* **Stated problem**:
Copy out the records in full, word for word, without pictures.
begin Entries
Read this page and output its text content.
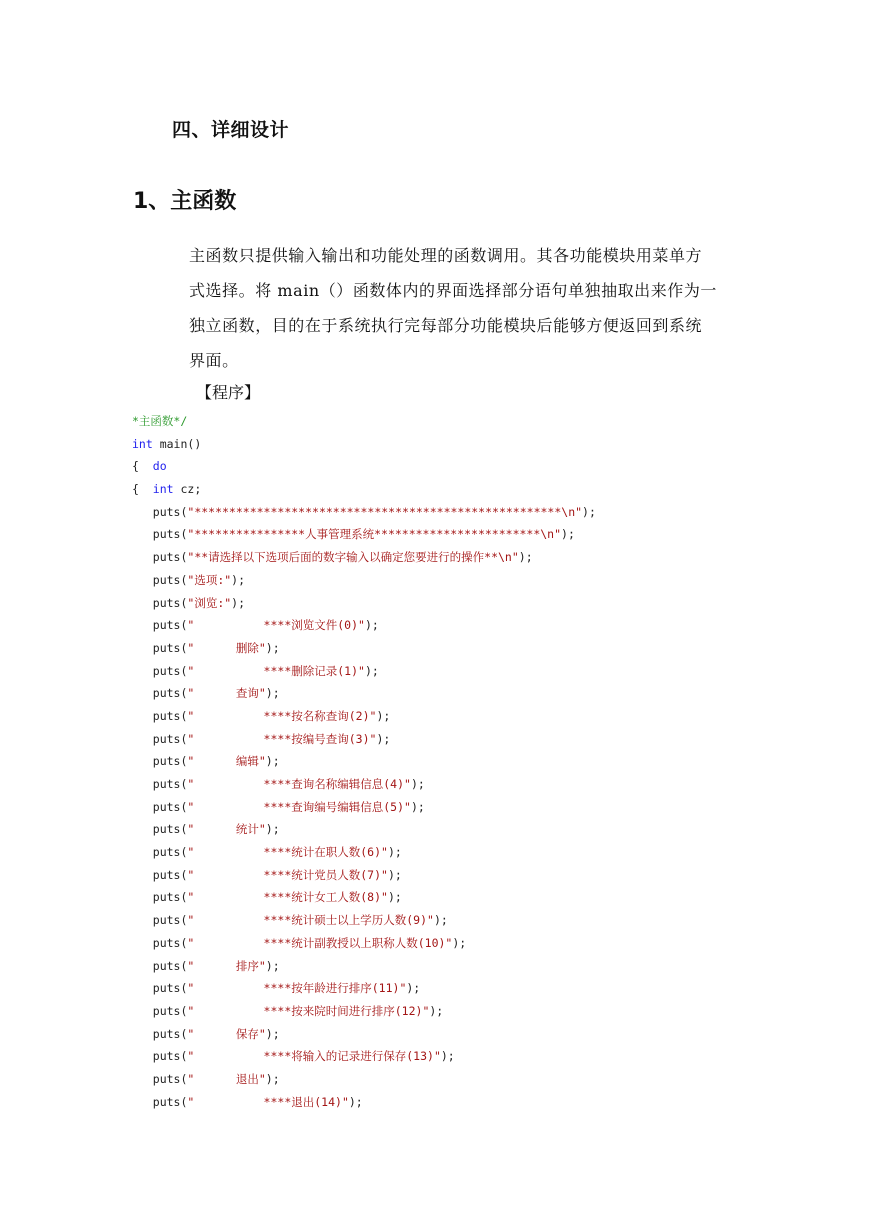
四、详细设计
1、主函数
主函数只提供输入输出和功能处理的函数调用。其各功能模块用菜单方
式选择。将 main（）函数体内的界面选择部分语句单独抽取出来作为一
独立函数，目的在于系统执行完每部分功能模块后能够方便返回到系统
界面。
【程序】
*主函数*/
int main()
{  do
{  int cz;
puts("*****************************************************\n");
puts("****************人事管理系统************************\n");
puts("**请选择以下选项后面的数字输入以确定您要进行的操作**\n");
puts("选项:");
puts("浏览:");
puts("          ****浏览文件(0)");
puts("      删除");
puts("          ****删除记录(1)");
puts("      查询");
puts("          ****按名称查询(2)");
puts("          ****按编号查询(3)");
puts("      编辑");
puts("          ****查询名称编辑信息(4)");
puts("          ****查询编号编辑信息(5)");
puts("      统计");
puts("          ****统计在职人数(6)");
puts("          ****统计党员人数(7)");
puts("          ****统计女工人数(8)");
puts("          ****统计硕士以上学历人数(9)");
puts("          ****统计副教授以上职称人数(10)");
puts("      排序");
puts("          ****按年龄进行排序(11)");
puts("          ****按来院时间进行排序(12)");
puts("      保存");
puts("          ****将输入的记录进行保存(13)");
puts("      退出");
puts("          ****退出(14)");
end Entries
* **The result**:
Read this page and output its text content.
四、详细设计
1、主函数
主函数只提供输入输出和功能处理的函数调用。其各功能模块用菜单方
式选择。将 main（）函数体内的界面选择部分语句单独抽取出来作为一
独立函数，目的在于系统执行完每部分功能模块后能够方便返回到系统
界面。
【程序】
*主函数*/
int main()
{  do
{  int cz;
puts("*****************************************************\n");
puts("****************人事管理系统************************\n");
puts("**请选择以下选项后面的数字输入以确定您要进行的操作**\n");
puts("选项:");
puts("浏览:");
puts("          ****浏览文件(0)");
puts("      删除");
puts("          ****删除记录(1)");
puts("      查询");
puts("          ****按名称查询(2)");
puts("          ****按编号查询(3)");
puts("      编辑");
puts("          ****查询名称编辑信息(4)");
puts("          ****查询编号编辑信息(5)");
puts("      统计");
puts("          ****统计在职人数(6)");
puts("          ****统计党员人数(7)");
puts("          ****统计女工人数(8)");
puts("          ****统计硕士以上学历人数(9)");
puts("          ****统计副教授以上职称人数(10)");
puts("      排序");
puts("          ****按年龄进行排序(11)");
puts("          ****按来院时间进行排序(12)");
puts("      保存");
puts("          ****将输入的记录进行保存(13)");
puts("      退出");
puts("          ****退出(14)");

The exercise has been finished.